## TASK STATEMENT:
Render every entry verbatim.

── EXTRACTED INFORMATION

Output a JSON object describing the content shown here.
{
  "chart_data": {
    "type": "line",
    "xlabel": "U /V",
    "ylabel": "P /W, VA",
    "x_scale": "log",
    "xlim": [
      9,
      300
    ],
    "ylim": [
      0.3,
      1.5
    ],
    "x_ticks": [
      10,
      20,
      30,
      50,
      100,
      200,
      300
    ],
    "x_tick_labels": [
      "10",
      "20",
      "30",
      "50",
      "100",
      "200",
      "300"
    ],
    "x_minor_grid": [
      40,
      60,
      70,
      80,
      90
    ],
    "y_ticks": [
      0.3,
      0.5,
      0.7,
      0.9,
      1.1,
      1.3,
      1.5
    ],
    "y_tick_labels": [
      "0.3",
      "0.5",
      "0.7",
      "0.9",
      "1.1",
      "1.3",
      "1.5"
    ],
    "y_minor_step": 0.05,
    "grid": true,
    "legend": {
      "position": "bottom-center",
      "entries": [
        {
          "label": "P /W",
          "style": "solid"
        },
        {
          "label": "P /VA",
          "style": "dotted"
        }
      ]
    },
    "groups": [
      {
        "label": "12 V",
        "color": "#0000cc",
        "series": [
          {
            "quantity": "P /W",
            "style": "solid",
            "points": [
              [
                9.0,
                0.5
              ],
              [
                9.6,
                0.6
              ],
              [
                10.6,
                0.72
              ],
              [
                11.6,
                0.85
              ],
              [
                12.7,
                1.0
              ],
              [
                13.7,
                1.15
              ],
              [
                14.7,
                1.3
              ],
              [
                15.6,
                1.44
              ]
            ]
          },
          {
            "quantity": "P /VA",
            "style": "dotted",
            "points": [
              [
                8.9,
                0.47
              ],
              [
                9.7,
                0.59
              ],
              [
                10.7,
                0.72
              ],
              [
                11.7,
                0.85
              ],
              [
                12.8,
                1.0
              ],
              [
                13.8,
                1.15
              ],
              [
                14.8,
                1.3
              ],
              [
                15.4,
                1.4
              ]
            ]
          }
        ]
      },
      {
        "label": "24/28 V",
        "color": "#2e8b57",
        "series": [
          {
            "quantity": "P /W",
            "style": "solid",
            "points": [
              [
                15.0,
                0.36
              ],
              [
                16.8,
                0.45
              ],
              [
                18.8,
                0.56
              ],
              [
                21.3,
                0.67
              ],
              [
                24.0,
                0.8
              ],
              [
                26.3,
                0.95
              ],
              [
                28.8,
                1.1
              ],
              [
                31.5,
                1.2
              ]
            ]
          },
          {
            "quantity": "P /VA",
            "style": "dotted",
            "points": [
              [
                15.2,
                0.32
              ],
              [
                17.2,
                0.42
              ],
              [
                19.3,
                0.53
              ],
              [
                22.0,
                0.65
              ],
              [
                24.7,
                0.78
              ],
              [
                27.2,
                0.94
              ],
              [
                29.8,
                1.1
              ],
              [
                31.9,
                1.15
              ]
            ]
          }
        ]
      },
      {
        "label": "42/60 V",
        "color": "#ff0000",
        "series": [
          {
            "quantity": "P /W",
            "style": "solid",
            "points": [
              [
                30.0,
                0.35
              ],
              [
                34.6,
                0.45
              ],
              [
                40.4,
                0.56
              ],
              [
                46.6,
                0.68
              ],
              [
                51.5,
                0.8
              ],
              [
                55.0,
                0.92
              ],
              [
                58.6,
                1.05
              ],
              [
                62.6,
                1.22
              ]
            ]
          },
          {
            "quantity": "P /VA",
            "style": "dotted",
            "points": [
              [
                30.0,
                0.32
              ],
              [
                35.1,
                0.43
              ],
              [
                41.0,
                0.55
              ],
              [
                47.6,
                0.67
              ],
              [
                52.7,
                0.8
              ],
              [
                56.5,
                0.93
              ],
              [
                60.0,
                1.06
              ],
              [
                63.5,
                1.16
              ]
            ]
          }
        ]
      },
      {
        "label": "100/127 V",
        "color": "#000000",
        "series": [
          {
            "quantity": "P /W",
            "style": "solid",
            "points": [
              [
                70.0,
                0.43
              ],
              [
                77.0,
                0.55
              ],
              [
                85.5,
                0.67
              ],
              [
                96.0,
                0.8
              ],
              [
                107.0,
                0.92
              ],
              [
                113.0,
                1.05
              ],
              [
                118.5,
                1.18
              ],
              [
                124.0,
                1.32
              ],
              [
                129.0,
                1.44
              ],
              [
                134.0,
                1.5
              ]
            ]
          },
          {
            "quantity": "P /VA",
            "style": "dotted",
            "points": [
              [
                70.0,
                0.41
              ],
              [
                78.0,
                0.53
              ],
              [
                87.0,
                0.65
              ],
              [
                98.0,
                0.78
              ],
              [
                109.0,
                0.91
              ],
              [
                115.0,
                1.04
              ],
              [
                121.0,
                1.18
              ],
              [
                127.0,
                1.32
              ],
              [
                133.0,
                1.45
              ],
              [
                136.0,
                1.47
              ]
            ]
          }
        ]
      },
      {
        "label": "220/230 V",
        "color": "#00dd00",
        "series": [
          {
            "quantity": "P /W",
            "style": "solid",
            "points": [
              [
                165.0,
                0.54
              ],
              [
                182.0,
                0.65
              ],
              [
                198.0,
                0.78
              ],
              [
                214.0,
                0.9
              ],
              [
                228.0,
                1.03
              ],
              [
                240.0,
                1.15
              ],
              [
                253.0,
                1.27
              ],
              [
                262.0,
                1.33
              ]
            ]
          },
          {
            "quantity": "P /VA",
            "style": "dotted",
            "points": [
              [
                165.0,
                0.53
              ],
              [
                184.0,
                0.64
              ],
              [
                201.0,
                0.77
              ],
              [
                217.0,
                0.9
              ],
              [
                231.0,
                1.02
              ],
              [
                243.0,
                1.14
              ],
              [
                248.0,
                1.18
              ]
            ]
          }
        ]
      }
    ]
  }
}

────

## OUTPUT OF THE TASK:
Output a JSON object describing the content shown here.
{
  "chart_data": {
    "type": "line",
    "xlabel": "U /V",
    "ylabel": "P /W, VA",
    "x_scale": "log",
    "xlim": [
      9,
      300
    ],
    "ylim": [
      0.3,
      1.5
    ],
    "x_ticks": [
      10,
      20,
      30,
      50,
      100,
      200,
      300
    ],
    "x_tick_labels": [
      "10",
      "20",
      "30",
      "50",
      "100",
      "200",
      "300"
    ],
    "x_minor_grid": [
      40,
      60,
      70,
      80,
      90
    ],
    "y_ticks": [
      0.3,
      0.5,
      0.7,
      0.9,
      1.1,
      1.3,
      1.5
    ],
    "y_tick_labels": [
      "0.3",
      "0.5",
      "0.7",
      "0.9",
      "1.1",
      "1.3",
      "1.5"
    ],
    "y_minor_step": 0.05,
    "grid": true,
    "legend": {
      "position": "bottom-center",
      "entries": [
        {
          "label": "P /W",
          "style": "solid"
        },
        {
          "label": "P /VA",
          "style": "dotted"
        }
      ]
    },
    "groups": [
      {
        "label": "12 V",
        "color": "#0000cc",
        "series": [
          {
            "quantity": "P /W",
            "style": "solid",
            "points": [
              [
                9.0,
                0.5
              ],
              [
                9.6,
                0.6
              ],
              [
                10.6,
                0.72
              ],
              [
                11.6,
                0.85
              ],
              [
                12.7,
                1.0
              ],
              [
                13.7,
                1.15
              ],
              [
                14.7,
                1.3
              ],
              [
                15.6,
                1.44
              ]
            ]
          },
          {
            "quantity": "P /VA",
            "style": "dotted",
            "points": [
              [
                8.9,
                0.47
              ],
              [
                9.7,
                0.59
              ],
              [
                10.7,
                0.72
              ],
              [
                11.7,
                0.85
              ],
              [
                12.8,
                1.0
              ],
              [
                13.8,
                1.15
              ],
              [
                14.8,
                1.3
              ],
              [
                15.4,
                1.4
              ]
            ]
          }
        ]
      },
      {
        "label": "24/28 V",
        "color": "#2e8b57",
        "series": [
          {
            "quantity": "P /W",
            "style": "solid",
            "points": [
              [
                15.0,
                0.36
              ],
              [
                16.8,
                0.45
              ],
              [
                18.8,
                0.56
              ],
              [
                21.3,
                0.67
              ],
              [
                24.0,
                0.8
              ],
              [
                26.3,
                0.95
              ],
              [
                28.8,
                1.1
              ],
              [
                31.5,
                1.2
              ]
            ]
          },
          {
            "quantity": "P /VA",
            "style": "dotted",
            "points": [
              [
                15.2,
                0.32
              ],
              [
                17.2,
                0.42
              ],
              [
                19.3,
                0.53
              ],
              [
                22.0,
                0.65
              ],
              [
                24.7,
                0.78
              ],
              [
                27.2,
                0.94
              ],
              [
                29.8,
                1.1
              ],
              [
                31.9,
                1.15
              ]
            ]
          }
        ]
      },
      {
        "label": "42/60 V",
        "color": "#ff0000",
        "series": [
          {
            "quantity": "P /W",
            "style": "solid",
            "points": [
              [
                30.0,
                0.35
              ],
              [
                34.6,
                0.45
              ],
              [
                40.4,
                0.56
              ],
              [
                46.6,
                0.68
              ],
              [
                51.5,
                0.8
              ],
              [
                55.0,
                0.92
              ],
              [
                58.6,
                1.05
              ],
              [
                62.6,
                1.22
              ]
            ]
          },
          {
            "quantity": "P /VA",
            "style": "dotted",
            "points": [
              [
                30.0,
                0.32
              ],
              [
                35.1,
                0.43
              ],
              [
                41.0,
                0.55
              ],
              [
                47.6,
                0.67
              ],
              [
                52.7,
                0.8
              ],
              [
                56.5,
                0.93
              ],
              [
                60.0,
                1.06
              ],
              [
                63.5,
                1.16
              ]
            ]
          }
        ]
      },
      {
        "label": "100/127 V",
        "color": "#000000",
        "series": [
          {
            "quantity": "P /W",
            "style": "solid",
            "points": [
              [
                70.0,
                0.43
              ],
              [
                77.0,
                0.55
              ],
              [
                85.5,
                0.67
              ],
              [
                96.0,
                0.8
              ],
              [
                107.0,
                0.92
              ],
              [
                113.0,
                1.05
              ],
              [
                118.5,
                1.18
              ],
              [
                124.0,
                1.32
              ],
              [
                129.0,
                1.44
              ],
              [
                134.0,
                1.5
              ]
            ]
          },
          {
            "quantity": "P /VA",
            "style": "dotted",
            "points": [
              [
                70.0,
                0.41
              ],
              [
                78.0,
                0.53
              ],
              [
                87.0,
                0.65
              ],
              [
                98.0,
                0.78
              ],
              [
                109.0,
                0.91
              ],
              [
                115.0,
                1.04
              ],
              [
                121.0,
                1.18
              ],
              [
                127.0,
                1.32
              ],
              [
                133.0,
                1.45
              ],
              [
                136.0,
                1.47
              ]
            ]
          }
        ]
      },
      {
        "label": "220/230 V",
        "color": "#00dd00",
        "series": [
          {
            "quantity": "P /W",
            "style": "solid",
            "points": [
              [
                165.0,
                0.54
              ],
              [
                182.0,
                0.65
              ],
              [
                198.0,
                0.78
              ],
              [
                214.0,
                0.9
              ],
              [
                228.0,
                1.03
              ],
              [
                240.0,
                1.15
              ],
              [
                253.0,
                1.27
              ],
              [
                262.0,
                1.33
              ]
            ]
          },
          {
            "quantity": "P /VA",
            "style": "dotted",
            "points": [
              [
                165.0,
                0.53
              ],
              [
                184.0,
                0.64
              ],
              [
                201.0,
                0.77
              ],
              [
                217.0,
                0.9
              ],
              [
                231.0,
                1.02
              ],
              [
                243.0,
                1.14
              ],
              [
                248.0,
                1.18
              ]
            ]
          }
        ]
      }
    ]
  }
}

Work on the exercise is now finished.